### Work instruction
The records underneath are to be repeated exactly, with the pictures left out.
Start of Recorded data
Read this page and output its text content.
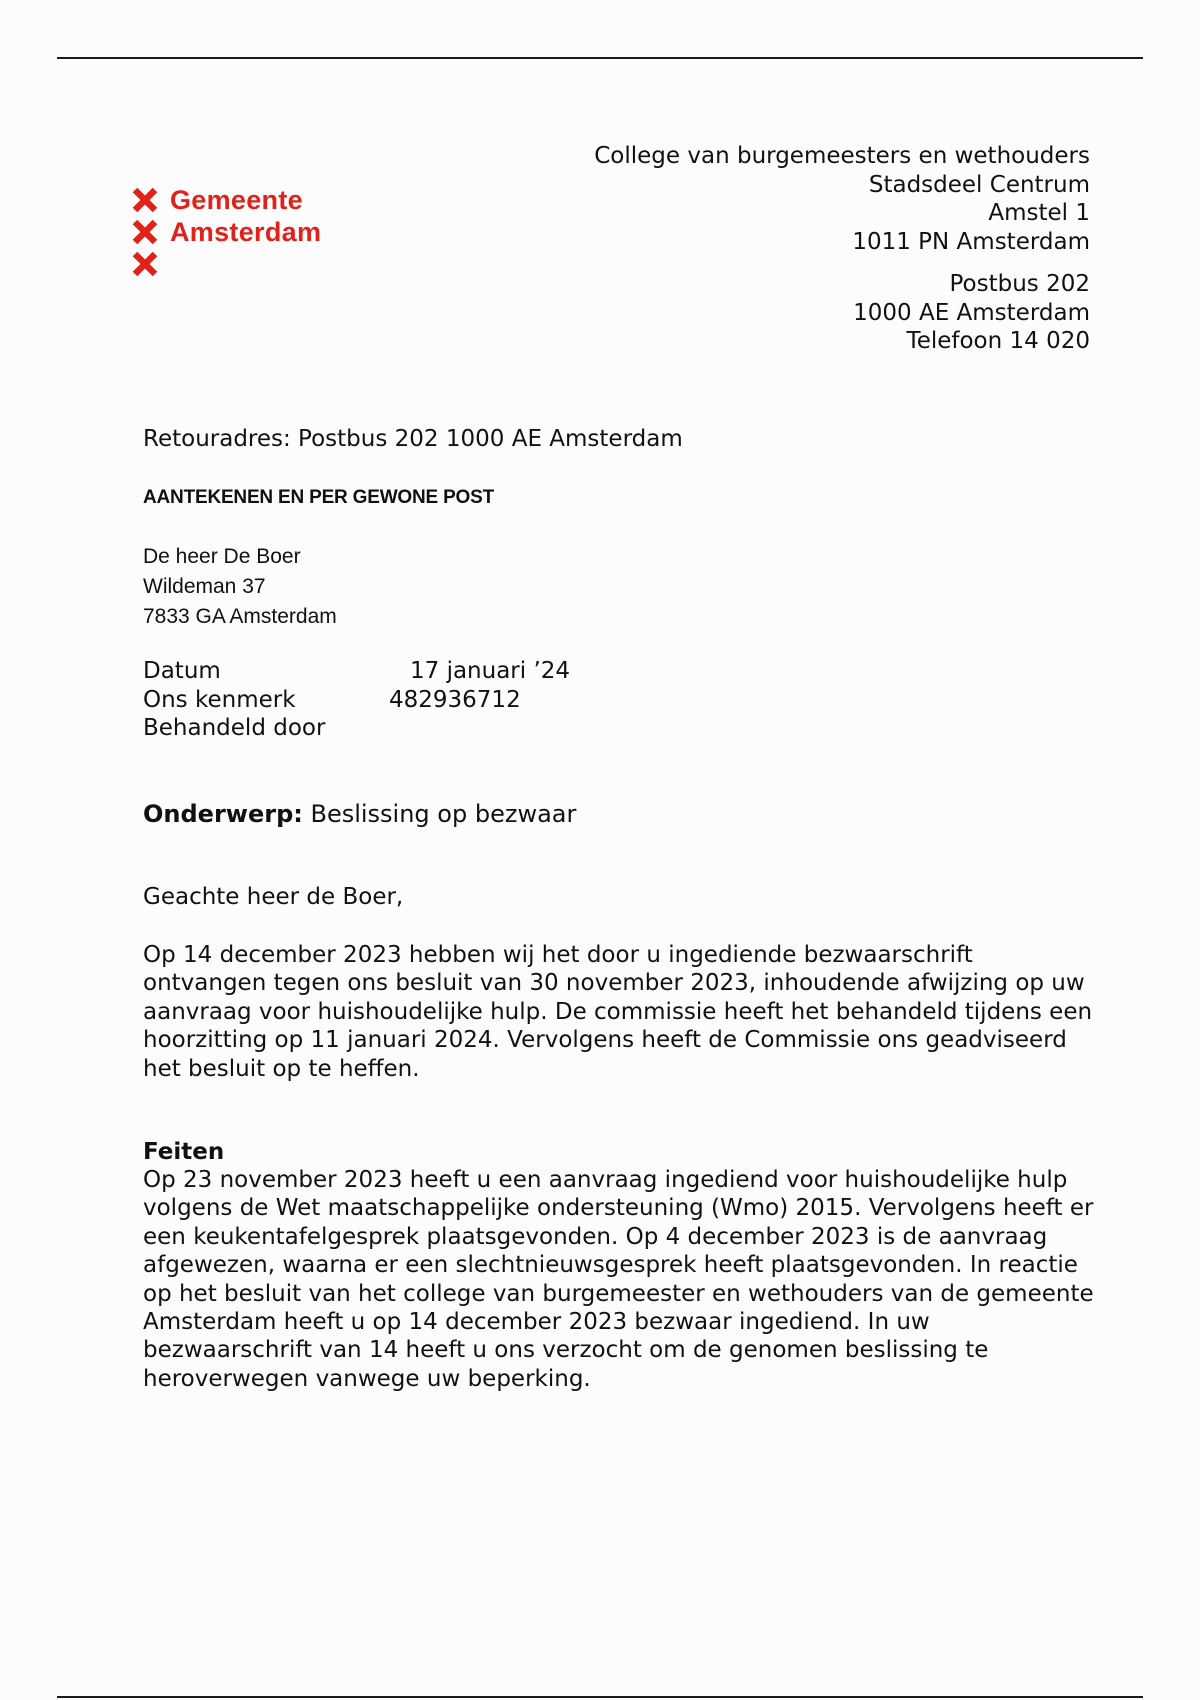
Gemeente
Amsterdam
College van burgemeesters en wethouders
Stadsdeel Centrum
Amstel 1
1011 PN Amsterdam
Postbus 202
1000 AE Amsterdam
Telefoon 14 020
Retouradres: Postbus 202 1000 AE Amsterdam
AANTEKENEN EN PER GEWONE POST
De heer De Boer
Wildeman 37
7833 GA Amsterdam
Datum	17 januari ’24
Ons kenmerk	482936712
Behandeld door
Onderwerp: Beslissing op bezwaar
Geachte heer de Boer,
Op 14 december 2023 hebben wij het door u ingediende bezwaarschrift ontvangen tegen ons besluit van 30 november 2023, inhoudende afwijzing op uw aanvraag voor huishoudelijke hulp. De commissie heeft het behandeld tijdens een hoorzitting op 11 januari 2024. Vervolgens heeft de Commissie ons geadviseerd het besluit op te heffen.
Feiten
Op 23 november 2023 heeft u een aanvraag ingediend voor huishoudelijke hulp volgens de Wet maatschappelijke ondersteuning (Wmo) 2015. Vervolgens heeft er een keukentafelgesprek plaatsgevonden. Op 4 december 2023 is de aanvraag afgewezen, waarna er een slechtnieuwsgesprek heeft plaatsgevonden. In reactie op het besluit van het college van burgemeester en wethouders van de gemeente Amsterdam heeft u op 14 december 2023 bezwaar ingediend. In uw bezwaarschrift van 14 heeft u ons verzocht om de genomen beslissing te heroverwegen vanwege uw beperking.
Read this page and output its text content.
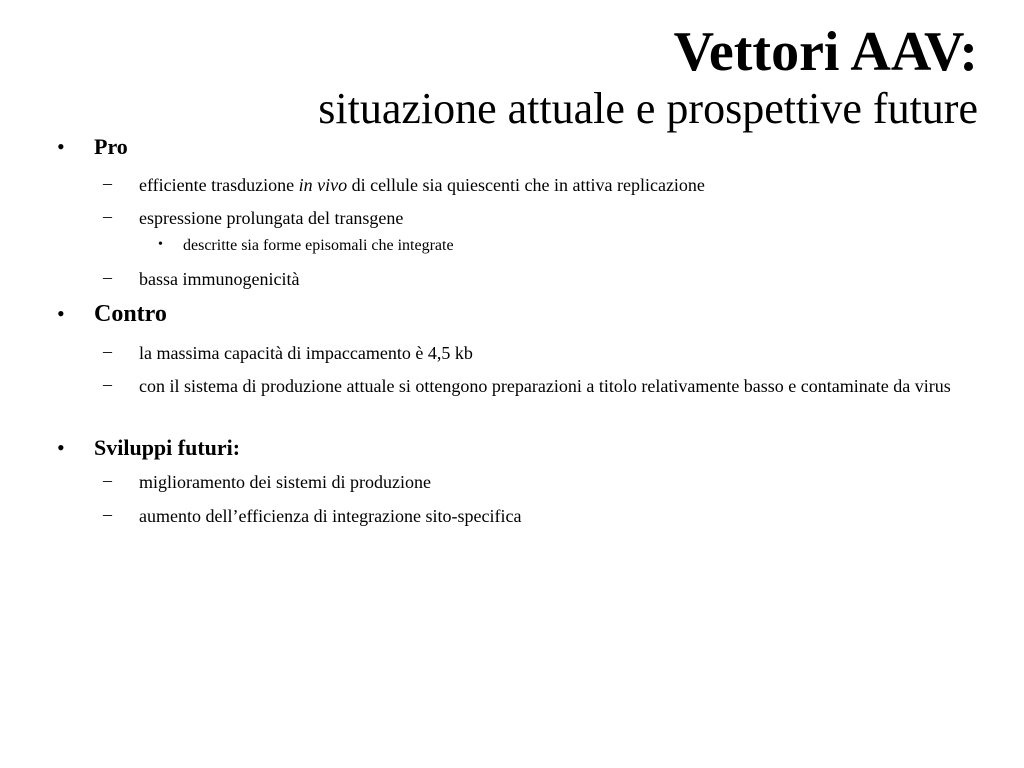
Vettori AAV:

situazione attuale e prospettive future

• Pro
– efficiente trasduzione in vivo di cellule sia quiescenti che in attiva replicazione
– espressione prolungata del transgene
• descritte sia forme episomali che integrate
– bassa immunogenicità
• Contro
– la massima capacità di impaccamento è 4,5 kb
– con il sistema di produzione attuale si ottengono preparazioni a titolo relativamente basso e contaminate da virus
• Sviluppi futuri:
– miglioramento dei sistemi di produzione
– aumento dell’efficienza di integrazione sito-specifica
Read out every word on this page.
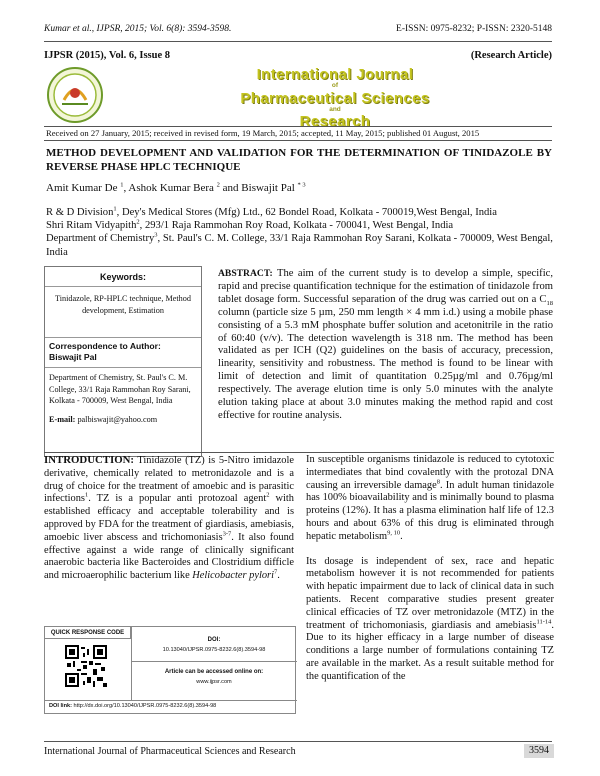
Kumar et al., IJPSR, 2015; Vol. 6(8): 3594-3598.	E-ISSN: 0975-8232; P-ISSN: 2320-5148
IJPSR (2015), Vol. 6, Issue 8	(Research Article)
International Journal
of
Pharmaceutical Sciences
and
Research
Received on 27 January, 2015; received in revised form, 19 March, 2015; accepted, 11 May, 2015; published 01 August, 2015
METHOD DEVELOPMENT AND VALIDATION FOR THE DETERMINATION OF TINIDAZOLE BY REVERSE PHASE HPLC TECHNIQUE
Amit Kumar De $^1$, Ashok Kumar Bera $^2$ and Biswajit Pal $^{* 3}$
R & D Division$^1$, Dey's Medical Stores (Mfg) Ltd., 62 Bondel Road, Kolkata - 700019,West Bengal, India
Shri Ritam Vidyapith$^2$, 293/1 Raja Rammohan Roy Road, Kolkata - 700041, West Bengal, India
Department of Chemistry$^3$, St. Paul's C. M. College, 33/1 Raja Rammohan Roy Sarani, Kolkata - 700009, West Bengal, India
Keywords:
Tinidazole, RP-HPLC technique, Method development, Estimation
Correspondence to Author:
Biswajit Pal
Department of Chemistry, St. Paul's C. M. College, 33/1 Raja Rammohan Roy Sarani, Kolkata - 700009, West Bengal, India
E-mail: palbiswajit@yahoo.com
ABSTRACT: The aim of the current study is to develop a simple, specific, rapid and precise quantification technique for the estimation of tinidazole from tablet dosage form. Successful separation of the drug was carried out on a $C_{18}$ column (particle size 5 µm, 250 mm length × 4 mm i.d.) using a mobile phase consisting of a 5.3 mM phosphate buffer solution and acetonitrile in the ratio of 60:40 (v/v). The detection wavelength is 318 nm. The method has been validated as per ICH (Q2) guidelines on the basis of accuracy, precession, linearity, sensitivity and robustness. The method is found to be linear with limit of detection and limit of quantitation 0.25µg/ml and 0.76µg/ml respectively. The average elution time is only 5.0 minutes with the analyte elution taking place at about 3.0 minutes making the method rapid and cost effective for routine analysis.

INTRODUCTION: Tinidazole (TZ) is 5-Nitro imidazole derivative, chemically related to metronidazole and is a drug of choice for the treatment of amoebic and is parasitic infections$^1$. TZ is a popular anti protozoal agent$^2$ with established efficacy and acceptable tolerability and is approved by FDA for the treatment of giardiasis, amebiasis, amoebic liver abscess and trichomoniasis$^{3-7}$. It also found effective against a wide range of clinically significant anaerobic bacteria like Bacteroides and Clostridium difficle and microaerophilic bacterium like Helicobacter pylori$^7$.

In susceptible organisms tinidazole is reduced to cytotoxic intermediates that bind covalently with the protozal DNA causing an irreversible damage$^8$. In adult human tinidazole has 100% bioavailability and is minimally bound to plasma proteins (12%). It has a plasma elimination half life of 12.3 hours and about 63% of this drug is eliminated through hepatic metabolism$^{9, 10}$.

Its dosage is independent of sex, race and hepatic metabolism however it is not recommended for patients with hepatic impairment due to lack of clinical data in such patients. Recent comparative studies present greater clinical efficacies of TZ over metronidazole (MTZ) in the treatment of trichomoniasis, giardiasis and amebiasis$^{11-14}$. Due to its higher efficacy in a large number of disease conditions a large number of formulations containing TZ are available in the market. As a result suitable method for the quantification of the

QUICK RESPONSE CODE
DOI:
10.13040/IJPSR.0975-8232.6(8).3594-98
Article can be accessed online on:
www.ijpsr.com
DOI link: http://dx.doi.org/10.13040/IJPSR.0975-8232.6(8).3594-98
International Journal of Pharmaceutical Sciences and Research	3594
End of Recorded data
### Result
Read this page and output its text content.
Gemeente
Amsterdam
College van burgemeesters en wethouders
Stadsdeel Centrum
Amstel 1
1011 PN Amsterdam
Postbus 202
1000 AE Amsterdam
Telefoon 14 020
Retouradres: Postbus 202 1000 AE Amsterdam
AANTEKENEN EN PER GEWONE POST
De heer De Boer
Wildeman 37
7833 GA Amsterdam
Datum	17 januari ’24
Ons kenmerk	482936712
Behandeld door
Onderwerp: Beslissing op bezwaar
Geachte heer de Boer,
Op 14 december 2023 hebben wij het door u ingediende bezwaarschrift ontvangen tegen ons besluit van 30 november 2023, inhoudende afwijzing op uw aanvraag voor huishoudelijke hulp. De commissie heeft het behandeld tijdens een hoorzitting op 11 januari 2024. Vervolgens heeft de Commissie ons geadviseerd het besluit op te heffen.
Feiten
Op 23 november 2023 heeft u een aanvraag ingediend voor huishoudelijke hulp volgens de Wet maatschappelijke ondersteuning (Wmo) 2015. Vervolgens heeft er een keukentafelgesprek plaatsgevonden. Op 4 december 2023 is de aanvraag afgewezen, waarna er een slechtnieuwsgesprek heeft plaatsgevonden. In reactie op het besluit van het college van burgemeester en wethouders van de gemeente Amsterdam heeft u op 14 december 2023 bezwaar ingediend. In uw bezwaarschrift van 14 heeft u ons verzocht om de genomen beslissing te heroverwegen vanwege uw beperking.
Read this page and output its text content.
Vettori AAV:

situazione attuale e prospettive future

• Pro
– efficiente trasduzione in vivo di cellule sia quiescenti che in attiva replicazione
– espressione prolungata del transgene
• descritte sia forme episomali che integrate
– bassa immunogenicità
• Contro
– la massima capacità di impaccamento è 4,5 kb
– con il sistema di produzione attuale si ottengono preparazioni a titolo relativamente basso e contaminate da virus
• Sviluppi futuri:
– miglioramento dei sistemi di produzione
– aumento dell’efficienza di integrazione sito-specifica
Read out every word on this page.
Kumar et al., IJPSR, 2015; Vol. 6(8): 3594-3598.	E-ISSN: 0975-8232; P-ISSN: 2320-5148
IJPSR (2015), Vol. 6, Issue 8	(Research Article)
International Journal
of
Pharmaceutical Sciences
and
Research
Received on 27 January, 2015; received in revised form, 19 March, 2015; accepted, 11 May, 2015; published 01 August, 2015
METHOD DEVELOPMENT AND VALIDATION FOR THE DETERMINATION OF TINIDAZOLE BY REVERSE PHASE HPLC TECHNIQUE
Amit Kumar De $^1$, Ashok Kumar Bera $^2$ and Biswajit Pal $^{* 3}$
R & D Division$^1$, Dey's Medical Stores (Mfg) Ltd., 62 Bondel Road, Kolkata - 700019,West Bengal, India
Shri Ritam Vidyapith$^2$, 293/1 Raja Rammohan Roy Road, Kolkata - 700041, West Bengal, India
Department of Chemistry$^3$, St. Paul's C. M. College, 33/1 Raja Rammohan Roy Sarani, Kolkata - 700009, West Bengal, India
Keywords:
Tinidazole, RP-HPLC technique, Method development, Estimation
Correspondence to Author:
Biswajit Pal
Department of Chemistry, St. Paul's C. M. College, 33/1 Raja Rammohan Roy Sarani, Kolkata - 700009, West Bengal, India
E-mail: palbiswajit@yahoo.com
ABSTRACT: The aim of the current study is to develop a simple, specific, rapid and precise quantification technique for the estimation of tinidazole from tablet dosage form. Successful separation of the drug was carried out on a $C_{18}$ column (particle size 5 µm, 250 mm length × 4 mm i.d.) using a mobile phase consisting of a 5.3 mM phosphate buffer solution and acetonitrile in the ratio of 60:40 (v/v). The detection wavelength is 318 nm. The method has been validated as per ICH (Q2) guidelines on the basis of accuracy, precession, linearity, sensitivity and robustness. The method is found to be linear with limit of detection and limit of quantitation 0.25µg/ml and 0.76µg/ml respectively. The average elution time is only 5.0 minutes with the analyte elution taking place at about 3.0 minutes making the method rapid and cost effective for routine analysis.

INTRODUCTION: Tinidazole (TZ) is 5-Nitro imidazole derivative, chemically related to metronidazole and is a drug of choice for the treatment of amoebic and is parasitic infections$^1$. TZ is a popular anti protozoal agent$^2$ with established efficacy and acceptable tolerability and is approved by FDA for the treatment of giardiasis, amebiasis, amoebic liver abscess and trichomoniasis$^{3-7}$. It also found effective against a wide range of clinically significant anaerobic bacteria like Bacteroides and Clostridium difficle and microaerophilic bacterium like Helicobacter pylori$^7$.

In susceptible organisms tinidazole is reduced to cytotoxic intermediates that bind covalently with the protozal DNA causing an irreversible damage$^8$. In adult human tinidazole has 100% bioavailability and is minimally bound to plasma proteins (12%). It has a plasma elimination half life of 12.3 hours and about 63% of this drug is eliminated through hepatic metabolism$^{9, 10}$.

Its dosage is independent of sex, race and hepatic metabolism however it is not recommended for patients with hepatic impairment due to lack of clinical data in such patients. Recent comparative studies present greater clinical efficacies of TZ over metronidazole (MTZ) in the treatment of trichomoniasis, giardiasis and amebiasis$^{11-14}$. Due to its higher efficacy in a large number of disease conditions a large number of formulations containing TZ are available in the market. As a result suitable method for the quantification of the

QUICK RESPONSE CODE
DOI:
10.13040/IJPSR.0975-8232.6(8).3594-98
Article can be accessed online on:
www.ijpsr.com
DOI link: http://dx.doi.org/10.13040/IJPSR.0975-8232.6(8).3594-98
International Journal of Pharmaceutical Sciences and Research	3594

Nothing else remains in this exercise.